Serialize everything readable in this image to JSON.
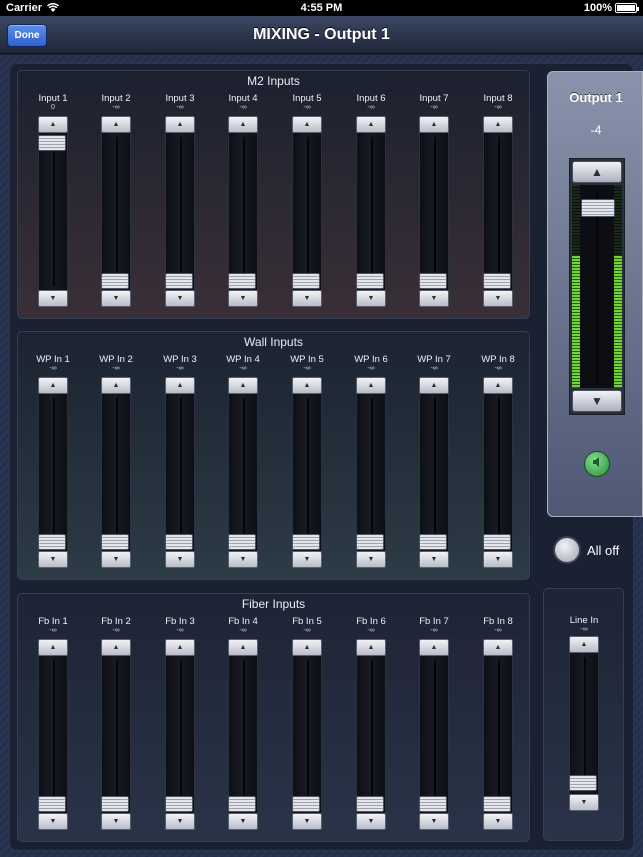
{
  "status_bar": {
    "carrier": "Carrier",
    "time": "4:55 PM",
    "battery": "100%"
  },
  "nav": {
    "title": "MIXING - Output 1",
    "done_label": "Done"
  },
  "groups": {
    "m2": {
      "title": "M2 Inputs",
      "channels": [
        {
          "label": "Input 1",
          "value": "0",
          "level": 0.88
        },
        {
          "label": "Input 2",
          "value": "-∞",
          "level": 0
        },
        {
          "label": "Input 3",
          "value": "-∞",
          "level": 0
        },
        {
          "label": "Input 4",
          "value": "-∞",
          "level": 0
        },
        {
          "label": "Input 5",
          "value": "-∞",
          "level": 0
        },
        {
          "label": "Input 6",
          "value": "-∞",
          "level": 0
        },
        {
          "label": "Input 7",
          "value": "-∞",
          "level": 0
        },
        {
          "label": "Input 8",
          "value": "-∞",
          "level": 0
        }
      ]
    },
    "wall": {
      "title": "Wall Inputs",
      "channels": [
        {
          "label": "WP In 1",
          "value": "-∞",
          "level": 0
        },
        {
          "label": "WP In 2",
          "value": "-∞",
          "level": 0
        },
        {
          "label": "WP In 3",
          "value": "-∞",
          "level": 0
        },
        {
          "label": "WP In 4",
          "value": "-∞",
          "level": 0
        },
        {
          "label": "WP In 5",
          "value": "-∞",
          "level": 0
        },
        {
          "label": "WP In 6",
          "value": "-∞",
          "level": 0
        },
        {
          "label": "WP In 7",
          "value": "-∞",
          "level": 0
        },
        {
          "label": "WP In 8",
          "value": "-∞",
          "level": 0
        }
      ]
    },
    "fiber": {
      "title": "Fiber Inputs",
      "channels": [
        {
          "label": "Fb In 1",
          "value": "-∞",
          "level": 0
        },
        {
          "label": "Fb In 2",
          "value": "-∞",
          "level": 0
        },
        {
          "label": "Fb In 3",
          "value": "-∞",
          "level": 0
        },
        {
          "label": "Fb In 4",
          "value": "-∞",
          "level": 0
        },
        {
          "label": "Fb In 5",
          "value": "-∞",
          "level": 0
        },
        {
          "label": "Fb In 6",
          "value": "-∞",
          "level": 0
        },
        {
          "label": "Fb In 7",
          "value": "-∞",
          "level": 0
        },
        {
          "label": "Fb In 8",
          "value": "-∞",
          "level": 0
        }
      ]
    }
  },
  "output": {
    "title": "Output 1",
    "value": "-4",
    "level": 0.93,
    "meter_level": 0.65
  },
  "all_off": {
    "label": "All off"
  },
  "line_in": {
    "label": "Line In",
    "value": "-∞",
    "level": 0
  },
  "colors": {
    "done_button": "#3a72dc",
    "meter_green": "#6fd62f",
    "speaker_green": "#3fae4e"
  },
  "icons": {
    "up": "triangle-up-icon",
    "down": "triangle-down-icon",
    "speaker": "speaker-icon",
    "wifi": "wifi-icon",
    "battery": "battery-icon"
  }
}
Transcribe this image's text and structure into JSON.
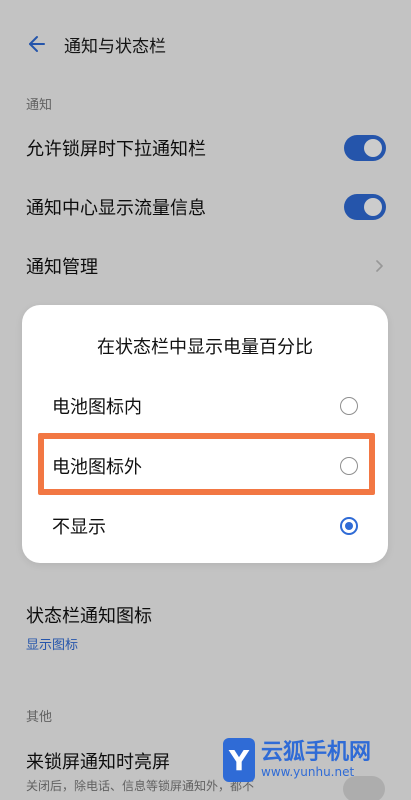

----------------------------------------

▶ [TASK DESCRIPTION]: Among the entries above, identify all lines with "Inputs" and copy them.

▶ [TASK OUTPUT]:
      "title": "M2 Inputs",
      "title": "Wall Inputs",
      "title": "Fiber Inputs",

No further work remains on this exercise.